* Brief *
Reproduce the lines below word for word, starting at the line that contains "I need the location" and stopping after the line that contains "poster-title: PARKINSON'S DISEASE". Omit the pictures.

* Material for this task *
***

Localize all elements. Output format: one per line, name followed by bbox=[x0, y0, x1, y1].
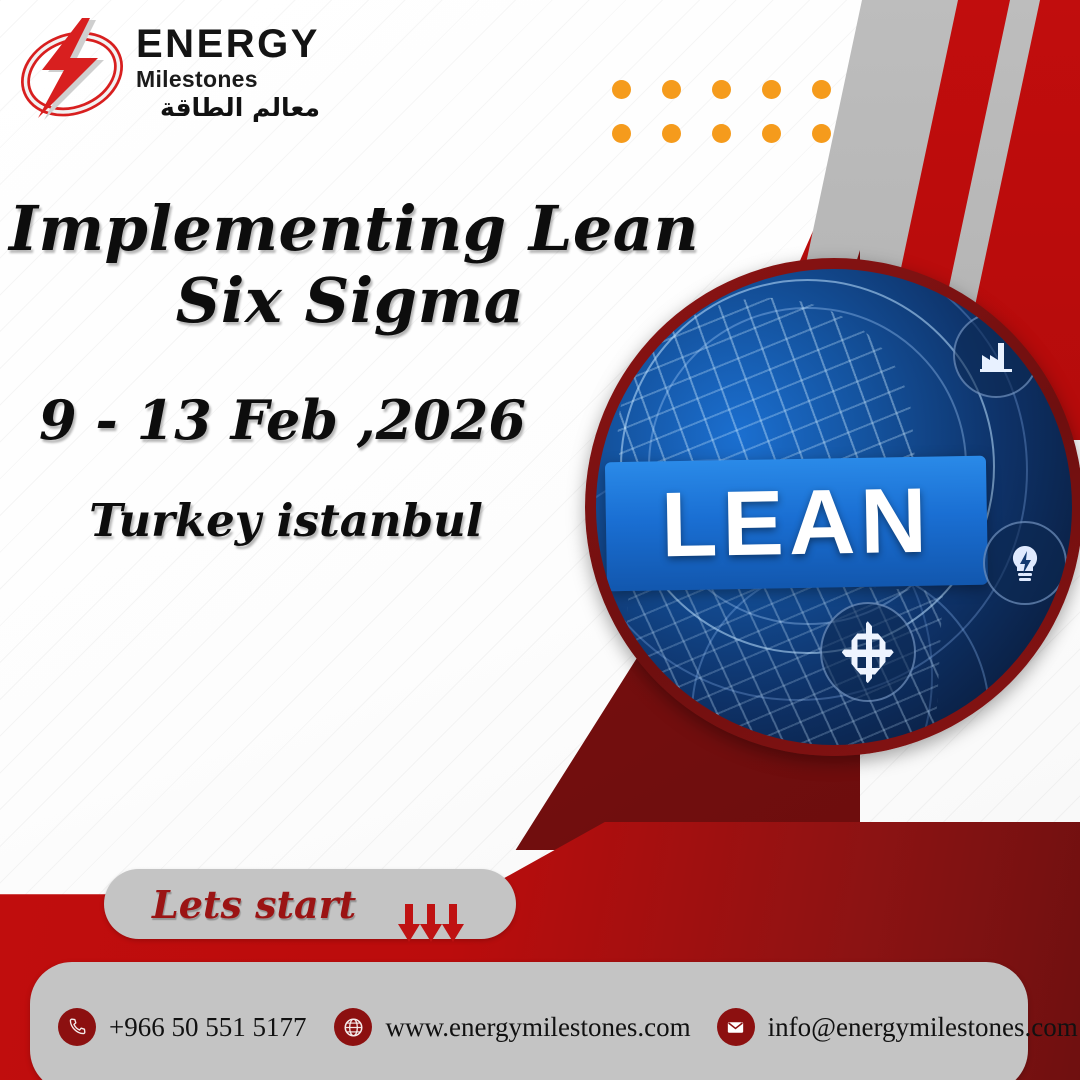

***

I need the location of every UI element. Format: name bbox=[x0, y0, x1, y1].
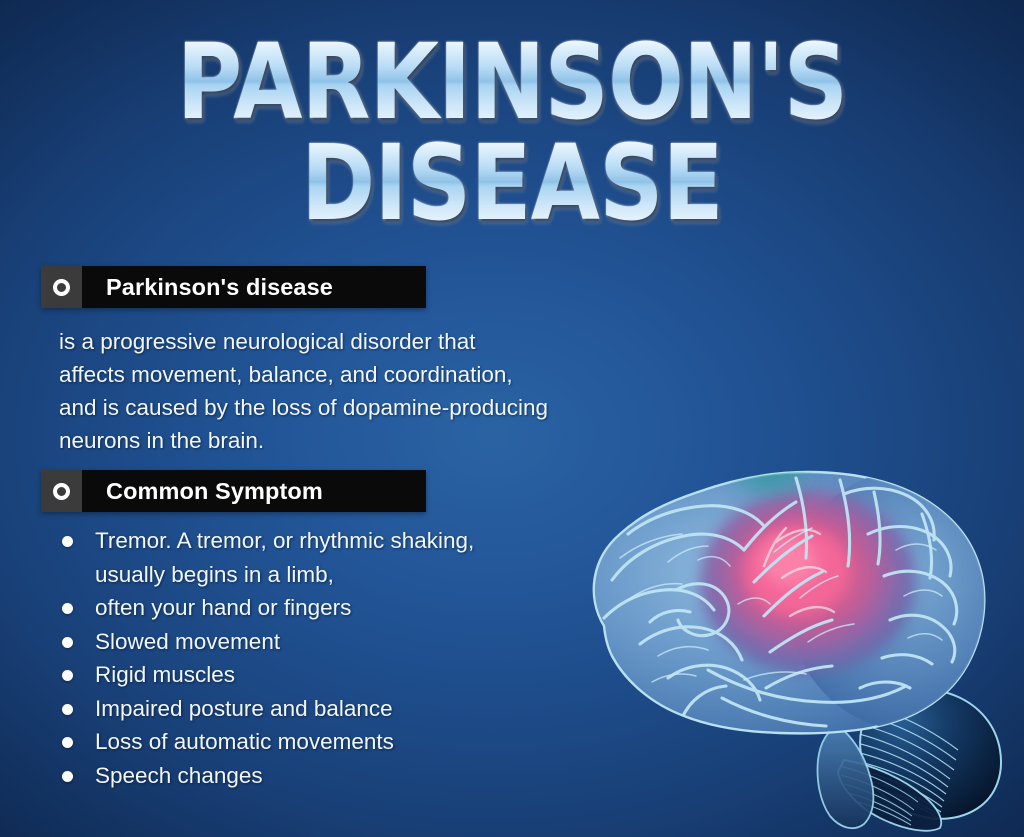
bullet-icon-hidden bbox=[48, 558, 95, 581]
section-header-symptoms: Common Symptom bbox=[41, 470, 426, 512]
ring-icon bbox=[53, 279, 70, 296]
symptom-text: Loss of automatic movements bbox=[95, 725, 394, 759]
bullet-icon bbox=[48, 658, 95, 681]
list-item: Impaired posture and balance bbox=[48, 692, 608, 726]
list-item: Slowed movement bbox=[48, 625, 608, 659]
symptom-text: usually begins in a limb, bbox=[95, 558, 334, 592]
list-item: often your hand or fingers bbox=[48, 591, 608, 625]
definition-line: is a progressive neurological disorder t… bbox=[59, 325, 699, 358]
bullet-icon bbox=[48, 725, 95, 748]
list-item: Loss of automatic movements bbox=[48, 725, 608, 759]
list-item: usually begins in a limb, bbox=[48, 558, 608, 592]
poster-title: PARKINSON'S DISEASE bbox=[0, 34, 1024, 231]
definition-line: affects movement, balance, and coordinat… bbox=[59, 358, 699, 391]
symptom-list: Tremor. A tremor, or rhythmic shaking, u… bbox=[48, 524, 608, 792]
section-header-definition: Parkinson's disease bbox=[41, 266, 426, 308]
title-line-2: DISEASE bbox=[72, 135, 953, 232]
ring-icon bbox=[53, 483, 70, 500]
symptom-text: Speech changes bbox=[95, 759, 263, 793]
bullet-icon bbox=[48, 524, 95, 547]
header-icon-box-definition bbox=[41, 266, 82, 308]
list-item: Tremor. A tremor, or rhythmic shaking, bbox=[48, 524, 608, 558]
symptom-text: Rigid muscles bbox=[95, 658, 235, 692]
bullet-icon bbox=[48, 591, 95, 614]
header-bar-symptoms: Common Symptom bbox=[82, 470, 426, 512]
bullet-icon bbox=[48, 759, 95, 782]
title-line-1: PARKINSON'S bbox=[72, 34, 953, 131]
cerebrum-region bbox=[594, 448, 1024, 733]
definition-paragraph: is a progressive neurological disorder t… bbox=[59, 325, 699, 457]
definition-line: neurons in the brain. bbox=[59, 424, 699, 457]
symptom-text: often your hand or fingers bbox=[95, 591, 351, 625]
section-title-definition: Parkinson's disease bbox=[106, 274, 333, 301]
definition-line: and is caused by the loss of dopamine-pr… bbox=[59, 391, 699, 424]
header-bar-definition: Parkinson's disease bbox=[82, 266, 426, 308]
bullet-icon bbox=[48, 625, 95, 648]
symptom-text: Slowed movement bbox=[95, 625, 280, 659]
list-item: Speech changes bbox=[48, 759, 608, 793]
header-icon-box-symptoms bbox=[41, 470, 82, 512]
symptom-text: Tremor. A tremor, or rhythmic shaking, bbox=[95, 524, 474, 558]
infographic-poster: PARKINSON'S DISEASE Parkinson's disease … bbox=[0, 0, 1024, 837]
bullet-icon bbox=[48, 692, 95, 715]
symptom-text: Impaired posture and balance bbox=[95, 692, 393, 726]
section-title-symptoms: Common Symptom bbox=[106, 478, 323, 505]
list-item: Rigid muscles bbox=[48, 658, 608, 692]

***

* Expected output *
I need the location of every UI element. Format: name bbox=[x0, y0, x1, y1].
bullet-icon-hidden bbox=[48, 558, 95, 581]
section-header-symptoms: Common Symptom bbox=[41, 470, 426, 512]
ring-icon bbox=[53, 279, 70, 296]
symptom-text: Loss of automatic movements bbox=[95, 725, 394, 759]
bullet-icon bbox=[48, 658, 95, 681]
list-item: Impaired posture and balance bbox=[48, 692, 608, 726]
list-item: Slowed movement bbox=[48, 625, 608, 659]
symptom-text: usually begins in a limb, bbox=[95, 558, 334, 592]
list-item: often your hand or fingers bbox=[48, 591, 608, 625]
definition-line: is a progressive neurological disorder t… bbox=[59, 325, 699, 358]
bullet-icon bbox=[48, 725, 95, 748]
list-item: Loss of automatic movements bbox=[48, 725, 608, 759]
list-item: usually begins in a limb, bbox=[48, 558, 608, 592]
poster-title: PARKINSON'S DISEASE bbox=[0, 34, 1024, 231]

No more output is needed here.